=== TASK INPUT ===

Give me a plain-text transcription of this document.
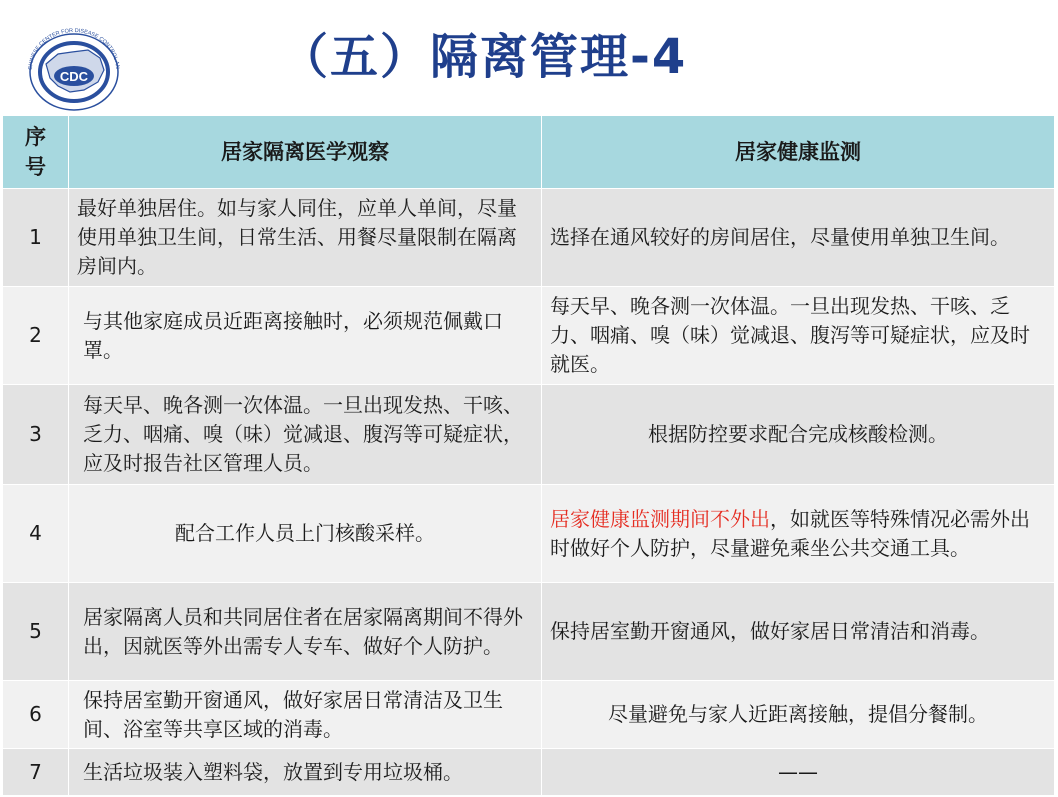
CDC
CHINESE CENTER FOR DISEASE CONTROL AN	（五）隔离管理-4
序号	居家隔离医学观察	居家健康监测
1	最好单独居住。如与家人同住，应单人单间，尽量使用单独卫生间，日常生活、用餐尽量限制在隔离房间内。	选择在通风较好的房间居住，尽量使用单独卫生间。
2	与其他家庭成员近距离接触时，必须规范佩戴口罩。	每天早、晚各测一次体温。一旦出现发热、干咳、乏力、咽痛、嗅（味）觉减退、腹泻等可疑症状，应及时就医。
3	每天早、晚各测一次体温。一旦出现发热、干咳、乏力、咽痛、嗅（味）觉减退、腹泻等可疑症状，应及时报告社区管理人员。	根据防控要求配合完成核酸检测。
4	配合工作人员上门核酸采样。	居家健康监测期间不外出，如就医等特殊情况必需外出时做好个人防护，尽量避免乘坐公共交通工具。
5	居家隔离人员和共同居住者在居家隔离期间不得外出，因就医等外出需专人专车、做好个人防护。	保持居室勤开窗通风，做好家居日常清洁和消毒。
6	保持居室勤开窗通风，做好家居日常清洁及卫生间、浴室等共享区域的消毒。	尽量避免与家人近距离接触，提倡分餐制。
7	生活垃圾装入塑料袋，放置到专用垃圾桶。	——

===
=== TASK INPUT ===

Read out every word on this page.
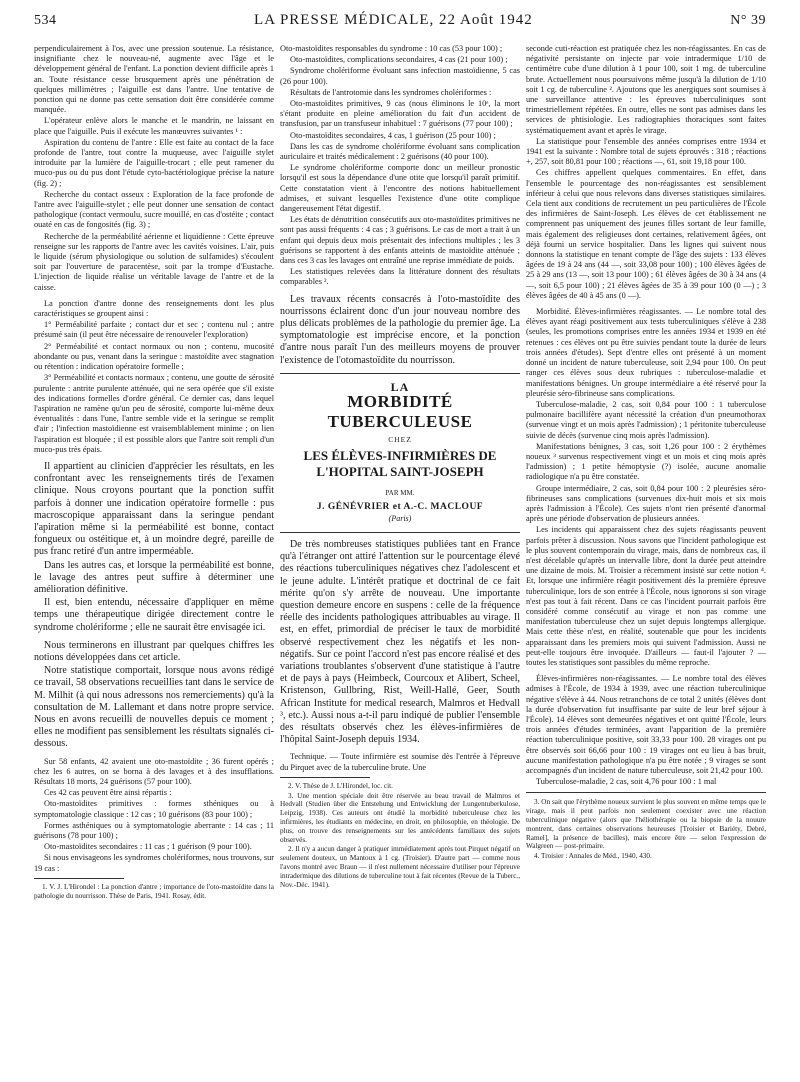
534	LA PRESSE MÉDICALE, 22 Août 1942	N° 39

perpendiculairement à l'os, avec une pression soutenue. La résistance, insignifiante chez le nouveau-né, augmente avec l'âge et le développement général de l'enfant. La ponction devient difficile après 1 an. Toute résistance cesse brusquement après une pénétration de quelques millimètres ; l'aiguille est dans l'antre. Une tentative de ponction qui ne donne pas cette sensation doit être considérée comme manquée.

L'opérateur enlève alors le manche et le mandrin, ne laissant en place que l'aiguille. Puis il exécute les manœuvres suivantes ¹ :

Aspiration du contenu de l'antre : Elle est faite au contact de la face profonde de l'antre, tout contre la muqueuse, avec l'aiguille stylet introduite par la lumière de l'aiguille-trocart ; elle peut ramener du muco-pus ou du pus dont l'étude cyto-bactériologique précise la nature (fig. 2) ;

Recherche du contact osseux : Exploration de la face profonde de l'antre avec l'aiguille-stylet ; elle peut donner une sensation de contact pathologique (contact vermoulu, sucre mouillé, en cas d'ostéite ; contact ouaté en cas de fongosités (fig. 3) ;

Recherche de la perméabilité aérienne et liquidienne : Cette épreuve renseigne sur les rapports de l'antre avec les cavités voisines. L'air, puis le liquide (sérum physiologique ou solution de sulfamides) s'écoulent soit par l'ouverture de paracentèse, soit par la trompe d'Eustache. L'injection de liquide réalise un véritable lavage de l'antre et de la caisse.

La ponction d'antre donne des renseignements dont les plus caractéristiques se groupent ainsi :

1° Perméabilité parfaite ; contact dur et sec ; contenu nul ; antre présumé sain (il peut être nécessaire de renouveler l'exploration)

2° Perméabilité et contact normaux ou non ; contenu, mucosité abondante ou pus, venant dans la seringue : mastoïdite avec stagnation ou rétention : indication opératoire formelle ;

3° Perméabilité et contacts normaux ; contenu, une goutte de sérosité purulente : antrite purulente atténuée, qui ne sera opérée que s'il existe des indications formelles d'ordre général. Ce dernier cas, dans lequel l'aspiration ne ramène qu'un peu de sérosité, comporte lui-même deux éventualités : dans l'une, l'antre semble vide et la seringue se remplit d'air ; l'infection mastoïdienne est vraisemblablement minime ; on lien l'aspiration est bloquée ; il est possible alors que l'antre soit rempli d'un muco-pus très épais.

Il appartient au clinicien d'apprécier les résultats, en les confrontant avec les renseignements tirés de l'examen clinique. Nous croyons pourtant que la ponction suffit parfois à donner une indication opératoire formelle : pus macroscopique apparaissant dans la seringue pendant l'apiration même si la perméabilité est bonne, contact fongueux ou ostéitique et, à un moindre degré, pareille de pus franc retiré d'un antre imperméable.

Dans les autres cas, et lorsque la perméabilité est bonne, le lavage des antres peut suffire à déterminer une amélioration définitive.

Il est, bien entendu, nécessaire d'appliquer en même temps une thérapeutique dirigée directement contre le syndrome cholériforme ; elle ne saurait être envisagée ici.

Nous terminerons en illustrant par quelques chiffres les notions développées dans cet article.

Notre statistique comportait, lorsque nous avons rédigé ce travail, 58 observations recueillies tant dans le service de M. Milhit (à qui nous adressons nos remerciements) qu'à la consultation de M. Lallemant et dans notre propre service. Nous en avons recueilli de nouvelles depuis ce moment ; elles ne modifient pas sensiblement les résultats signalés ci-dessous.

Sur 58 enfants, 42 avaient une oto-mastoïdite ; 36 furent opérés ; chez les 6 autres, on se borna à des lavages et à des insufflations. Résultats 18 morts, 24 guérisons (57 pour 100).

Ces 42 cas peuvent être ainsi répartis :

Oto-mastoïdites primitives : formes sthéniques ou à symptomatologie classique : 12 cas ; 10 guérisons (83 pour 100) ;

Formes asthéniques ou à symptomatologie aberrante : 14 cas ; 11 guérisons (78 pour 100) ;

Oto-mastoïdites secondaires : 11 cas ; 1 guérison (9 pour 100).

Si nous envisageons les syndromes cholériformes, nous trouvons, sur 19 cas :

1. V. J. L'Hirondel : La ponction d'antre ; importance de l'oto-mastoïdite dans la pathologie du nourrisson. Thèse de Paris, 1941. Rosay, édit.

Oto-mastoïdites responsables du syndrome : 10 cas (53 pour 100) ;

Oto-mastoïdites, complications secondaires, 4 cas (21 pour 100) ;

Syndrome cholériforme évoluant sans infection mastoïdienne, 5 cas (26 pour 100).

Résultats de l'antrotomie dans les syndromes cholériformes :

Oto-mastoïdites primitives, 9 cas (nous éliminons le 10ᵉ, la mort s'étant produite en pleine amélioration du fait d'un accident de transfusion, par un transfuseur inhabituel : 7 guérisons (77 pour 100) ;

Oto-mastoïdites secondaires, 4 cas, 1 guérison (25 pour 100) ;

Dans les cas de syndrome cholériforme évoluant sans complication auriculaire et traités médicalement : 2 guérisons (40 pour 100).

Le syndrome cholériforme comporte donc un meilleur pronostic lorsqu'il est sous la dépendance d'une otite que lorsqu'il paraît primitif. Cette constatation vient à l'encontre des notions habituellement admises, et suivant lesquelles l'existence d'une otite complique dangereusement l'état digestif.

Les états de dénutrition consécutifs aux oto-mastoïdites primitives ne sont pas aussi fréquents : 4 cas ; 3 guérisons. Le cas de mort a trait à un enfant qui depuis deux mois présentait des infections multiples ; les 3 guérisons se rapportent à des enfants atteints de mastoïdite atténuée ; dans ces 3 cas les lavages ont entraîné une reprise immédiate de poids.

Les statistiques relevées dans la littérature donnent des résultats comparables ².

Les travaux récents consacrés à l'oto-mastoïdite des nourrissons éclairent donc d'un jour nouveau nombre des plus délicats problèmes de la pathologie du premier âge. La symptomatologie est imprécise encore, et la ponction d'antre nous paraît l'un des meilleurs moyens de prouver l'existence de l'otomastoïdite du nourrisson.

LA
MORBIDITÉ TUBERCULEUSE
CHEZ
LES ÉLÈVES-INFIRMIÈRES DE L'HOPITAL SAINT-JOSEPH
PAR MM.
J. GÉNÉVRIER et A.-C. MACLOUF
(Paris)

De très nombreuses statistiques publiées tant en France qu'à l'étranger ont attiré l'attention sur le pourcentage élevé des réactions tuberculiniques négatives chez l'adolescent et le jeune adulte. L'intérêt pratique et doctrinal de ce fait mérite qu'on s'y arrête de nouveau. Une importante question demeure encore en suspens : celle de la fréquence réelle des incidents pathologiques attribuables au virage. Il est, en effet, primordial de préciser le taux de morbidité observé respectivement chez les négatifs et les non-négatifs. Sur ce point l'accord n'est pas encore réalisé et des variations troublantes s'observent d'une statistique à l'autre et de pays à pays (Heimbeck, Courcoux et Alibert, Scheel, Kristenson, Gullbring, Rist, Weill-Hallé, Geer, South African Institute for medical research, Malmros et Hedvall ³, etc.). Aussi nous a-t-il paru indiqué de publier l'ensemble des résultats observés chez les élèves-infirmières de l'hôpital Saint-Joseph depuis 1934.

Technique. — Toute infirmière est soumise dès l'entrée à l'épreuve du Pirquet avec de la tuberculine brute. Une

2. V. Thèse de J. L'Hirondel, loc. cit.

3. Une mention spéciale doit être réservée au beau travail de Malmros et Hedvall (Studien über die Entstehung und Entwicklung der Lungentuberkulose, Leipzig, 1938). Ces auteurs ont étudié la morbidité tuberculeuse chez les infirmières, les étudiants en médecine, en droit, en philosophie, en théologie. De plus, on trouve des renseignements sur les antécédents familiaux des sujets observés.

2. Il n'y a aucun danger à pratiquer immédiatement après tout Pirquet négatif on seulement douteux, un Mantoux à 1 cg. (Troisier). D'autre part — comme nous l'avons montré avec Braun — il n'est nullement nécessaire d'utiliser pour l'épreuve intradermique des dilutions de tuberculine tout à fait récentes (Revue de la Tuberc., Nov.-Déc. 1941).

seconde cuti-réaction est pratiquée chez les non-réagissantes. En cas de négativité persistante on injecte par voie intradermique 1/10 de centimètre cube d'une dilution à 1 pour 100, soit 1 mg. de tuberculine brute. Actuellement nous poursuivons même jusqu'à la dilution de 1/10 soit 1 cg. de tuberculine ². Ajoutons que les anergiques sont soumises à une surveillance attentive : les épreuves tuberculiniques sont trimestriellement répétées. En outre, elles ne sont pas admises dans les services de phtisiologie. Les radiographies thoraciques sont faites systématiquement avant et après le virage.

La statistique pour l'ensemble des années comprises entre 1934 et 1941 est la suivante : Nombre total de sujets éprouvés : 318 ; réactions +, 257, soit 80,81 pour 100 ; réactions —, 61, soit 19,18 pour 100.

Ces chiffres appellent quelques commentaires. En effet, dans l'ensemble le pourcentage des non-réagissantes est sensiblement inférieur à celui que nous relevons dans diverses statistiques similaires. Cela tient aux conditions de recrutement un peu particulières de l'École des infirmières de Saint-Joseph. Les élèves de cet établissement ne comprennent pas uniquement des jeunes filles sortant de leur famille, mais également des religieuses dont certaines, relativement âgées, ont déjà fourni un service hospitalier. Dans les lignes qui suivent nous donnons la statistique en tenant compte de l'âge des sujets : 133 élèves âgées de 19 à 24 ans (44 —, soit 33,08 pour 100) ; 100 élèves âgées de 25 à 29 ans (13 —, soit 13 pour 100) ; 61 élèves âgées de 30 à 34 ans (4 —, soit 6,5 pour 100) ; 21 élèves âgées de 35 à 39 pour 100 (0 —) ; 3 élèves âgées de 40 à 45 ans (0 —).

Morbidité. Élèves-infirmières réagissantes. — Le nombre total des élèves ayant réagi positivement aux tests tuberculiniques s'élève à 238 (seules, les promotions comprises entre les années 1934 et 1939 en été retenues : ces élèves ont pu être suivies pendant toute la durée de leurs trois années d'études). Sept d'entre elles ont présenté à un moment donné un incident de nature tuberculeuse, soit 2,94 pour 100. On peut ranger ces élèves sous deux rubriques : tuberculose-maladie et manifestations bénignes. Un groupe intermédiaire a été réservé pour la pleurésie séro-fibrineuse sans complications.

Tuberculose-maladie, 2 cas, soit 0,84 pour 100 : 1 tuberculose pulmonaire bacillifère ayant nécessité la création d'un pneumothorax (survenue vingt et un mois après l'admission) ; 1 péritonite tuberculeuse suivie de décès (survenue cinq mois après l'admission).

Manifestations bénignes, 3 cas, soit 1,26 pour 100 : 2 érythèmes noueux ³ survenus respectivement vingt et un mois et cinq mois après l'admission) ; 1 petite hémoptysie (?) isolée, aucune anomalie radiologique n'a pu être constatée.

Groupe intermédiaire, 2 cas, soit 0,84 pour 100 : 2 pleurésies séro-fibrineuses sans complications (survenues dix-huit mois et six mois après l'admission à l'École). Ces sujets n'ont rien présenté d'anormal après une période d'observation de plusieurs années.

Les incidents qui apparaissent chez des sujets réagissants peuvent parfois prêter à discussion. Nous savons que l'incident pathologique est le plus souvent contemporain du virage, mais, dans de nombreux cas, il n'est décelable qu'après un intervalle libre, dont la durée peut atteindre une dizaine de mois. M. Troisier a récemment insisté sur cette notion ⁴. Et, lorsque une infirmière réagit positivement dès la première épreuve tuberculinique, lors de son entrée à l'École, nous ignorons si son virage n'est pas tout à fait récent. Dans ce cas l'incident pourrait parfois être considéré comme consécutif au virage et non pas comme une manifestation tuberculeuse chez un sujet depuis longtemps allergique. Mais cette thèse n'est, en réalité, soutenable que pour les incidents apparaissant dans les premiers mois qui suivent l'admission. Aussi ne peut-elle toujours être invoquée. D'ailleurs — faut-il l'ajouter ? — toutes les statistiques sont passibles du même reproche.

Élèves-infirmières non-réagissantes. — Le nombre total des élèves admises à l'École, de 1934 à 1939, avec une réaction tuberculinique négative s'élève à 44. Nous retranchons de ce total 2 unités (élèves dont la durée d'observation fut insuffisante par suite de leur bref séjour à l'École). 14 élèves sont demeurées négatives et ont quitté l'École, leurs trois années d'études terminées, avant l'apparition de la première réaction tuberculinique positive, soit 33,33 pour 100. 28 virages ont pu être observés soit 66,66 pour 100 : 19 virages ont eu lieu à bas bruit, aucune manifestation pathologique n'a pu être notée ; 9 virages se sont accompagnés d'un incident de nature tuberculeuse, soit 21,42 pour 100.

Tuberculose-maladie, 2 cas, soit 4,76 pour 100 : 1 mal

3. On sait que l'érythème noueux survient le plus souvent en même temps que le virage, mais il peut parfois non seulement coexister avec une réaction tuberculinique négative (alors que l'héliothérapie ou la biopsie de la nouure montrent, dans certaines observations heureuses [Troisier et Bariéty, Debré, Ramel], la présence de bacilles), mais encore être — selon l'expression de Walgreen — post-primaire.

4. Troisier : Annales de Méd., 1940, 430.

===

→ **WHAT IS EXPECTED**:
Copy out each line of the data containing the string "paraît".

→ **SOLUTION FOR THIS TASK**:
Le syndrome cholériforme comporte donc un meilleur pronostic lorsqu'il est sous la dépendance d'une otite que lorsqu'il paraît primitif. Cette constatation vient à l'encontre des notions habituellement admises, et suivant lesquelles l'existence d'une otite complique dangereusement l'état digestif.
Les travaux récents consacrés à l'oto-mastoïdite des nourrissons éclairent donc d'un jour nouveau nombre des plus délicats problèmes de la pathologie du premier âge. La symptomatologie est imprécise encore, et la ponction d'antre nous paraît l'un des meilleurs moyens de prouver l'existence de l'otomastoïdite du nourrisson.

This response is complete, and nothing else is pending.